▸ **EXERCISE BRIEF**
The records that follow should be retyped word for word.

▸ **INFORMATION GIVEN**

▶

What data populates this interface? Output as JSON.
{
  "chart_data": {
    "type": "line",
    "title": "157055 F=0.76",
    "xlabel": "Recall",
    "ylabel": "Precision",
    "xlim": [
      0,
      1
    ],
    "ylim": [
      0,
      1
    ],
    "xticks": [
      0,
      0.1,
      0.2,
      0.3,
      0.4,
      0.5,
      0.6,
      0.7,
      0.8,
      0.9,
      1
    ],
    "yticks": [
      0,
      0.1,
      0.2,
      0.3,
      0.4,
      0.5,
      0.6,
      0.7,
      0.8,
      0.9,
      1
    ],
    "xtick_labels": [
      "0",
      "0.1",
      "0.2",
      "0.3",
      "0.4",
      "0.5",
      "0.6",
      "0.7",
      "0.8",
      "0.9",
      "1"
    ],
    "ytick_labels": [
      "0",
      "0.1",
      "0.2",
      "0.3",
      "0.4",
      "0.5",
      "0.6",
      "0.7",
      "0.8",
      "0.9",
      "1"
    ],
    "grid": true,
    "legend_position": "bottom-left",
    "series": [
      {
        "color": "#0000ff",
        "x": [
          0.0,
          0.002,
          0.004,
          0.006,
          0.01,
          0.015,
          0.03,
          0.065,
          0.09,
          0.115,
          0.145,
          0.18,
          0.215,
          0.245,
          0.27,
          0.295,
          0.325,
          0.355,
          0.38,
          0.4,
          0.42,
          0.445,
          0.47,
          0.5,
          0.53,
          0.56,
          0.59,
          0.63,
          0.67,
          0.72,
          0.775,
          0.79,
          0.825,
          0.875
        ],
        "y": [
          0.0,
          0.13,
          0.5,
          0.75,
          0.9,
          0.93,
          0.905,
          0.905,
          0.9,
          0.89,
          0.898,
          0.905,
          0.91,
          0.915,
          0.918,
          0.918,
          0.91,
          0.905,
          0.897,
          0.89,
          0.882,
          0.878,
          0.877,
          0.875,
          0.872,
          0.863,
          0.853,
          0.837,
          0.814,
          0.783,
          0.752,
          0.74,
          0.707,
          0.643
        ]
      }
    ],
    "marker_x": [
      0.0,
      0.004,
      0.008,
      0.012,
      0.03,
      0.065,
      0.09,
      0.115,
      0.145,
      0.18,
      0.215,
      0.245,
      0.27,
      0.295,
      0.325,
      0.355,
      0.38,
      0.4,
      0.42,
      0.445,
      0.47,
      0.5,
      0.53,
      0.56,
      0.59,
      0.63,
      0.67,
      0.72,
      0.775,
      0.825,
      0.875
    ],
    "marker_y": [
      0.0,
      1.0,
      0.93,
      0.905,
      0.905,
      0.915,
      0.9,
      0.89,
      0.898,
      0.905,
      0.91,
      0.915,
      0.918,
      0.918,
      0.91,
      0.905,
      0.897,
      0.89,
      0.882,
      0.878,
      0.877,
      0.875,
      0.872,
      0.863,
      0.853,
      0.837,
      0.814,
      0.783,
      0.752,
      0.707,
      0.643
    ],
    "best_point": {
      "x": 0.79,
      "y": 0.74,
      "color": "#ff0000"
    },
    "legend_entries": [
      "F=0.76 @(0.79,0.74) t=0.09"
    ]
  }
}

◀

▸ **SOLUTION TO THIS EXERCISE**
What data populates this interface? Output as JSON.
{
  "chart_data": {
    "type": "line",
    "title": "157055 F=0.76",
    "xlabel": "Recall",
    "ylabel": "Precision",
    "xlim": [
      0,
      1
    ],
    "ylim": [
      0,
      1
    ],
    "xticks": [
      0,
      0.1,
      0.2,
      0.3,
      0.4,
      0.5,
      0.6,
      0.7,
      0.8,
      0.9,
      1
    ],
    "yticks": [
      0,
      0.1,
      0.2,
      0.3,
      0.4,
      0.5,
      0.6,
      0.7,
      0.8,
      0.9,
      1
    ],
    "xtick_labels": [
      "0",
      "0.1",
      "0.2",
      "0.3",
      "0.4",
      "0.5",
      "0.6",
      "0.7",
      "0.8",
      "0.9",
      "1"
    ],
    "ytick_labels": [
      "0",
      "0.1",
      "0.2",
      "0.3",
      "0.4",
      "0.5",
      "0.6",
      "0.7",
      "0.8",
      "0.9",
      "1"
    ],
    "grid": true,
    "legend_position": "bottom-left",
    "series": [
      {
        "color": "#0000ff",
        "x": [
          0.0,
          0.002,
          0.004,
          0.006,
          0.01,
          0.015,
          0.03,
          0.065,
          0.09,
          0.115,
          0.145,
          0.18,
          0.215,
          0.245,
          0.27,
          0.295,
          0.325,
          0.355,
          0.38,
          0.4,
          0.42,
          0.445,
          0.47,
          0.5,
          0.53,
          0.56,
          0.59,
          0.63,
          0.67,
          0.72,
          0.775,
          0.79,
          0.825,
          0.875
        ],
        "y": [
          0.0,
          0.13,
          0.5,
          0.75,
          0.9,
          0.93,
          0.905,
          0.905,
          0.9,
          0.89,
          0.898,
          0.905,
          0.91,
          0.915,
          0.918,
          0.918,
          0.91,
          0.905,
          0.897,
          0.89,
          0.882,
          0.878,
          0.877,
          0.875,
          0.872,
          0.863,
          0.853,
          0.837,
          0.814,
          0.783,
          0.752,
          0.74,
          0.707,
          0.643
        ]
      }
    ],
    "marker_x": [
      0.0,
      0.004,
      0.008,
      0.012,
      0.03,
      0.065,
      0.09,
      0.115,
      0.145,
      0.18,
      0.215,
      0.245,
      0.27,
      0.295,
      0.325,
      0.355,
      0.38,
      0.4,
      0.42,
      0.445,
      0.47,
      0.5,
      0.53,
      0.56,
      0.59,
      0.63,
      0.67,
      0.72,
      0.775,
      0.825,
      0.875
    ],
    "marker_y": [
      0.0,
      1.0,
      0.93,
      0.905,
      0.905,
      0.915,
      0.9,
      0.89,
      0.898,
      0.905,
      0.91,
      0.915,
      0.918,
      0.918,
      0.91,
      0.905,
      0.897,
      0.89,
      0.882,
      0.878,
      0.877,
      0.875,
      0.872,
      0.863,
      0.853,
      0.837,
      0.814,
      0.783,
      0.752,
      0.707,
      0.643
    ],
    "best_point": {
      "x": 0.79,
      "y": 0.74,
      "color": "#ff0000"
    },
    "legend_entries": [
      "F=0.76 @(0.79,0.74) t=0.09"
    ]
  }
}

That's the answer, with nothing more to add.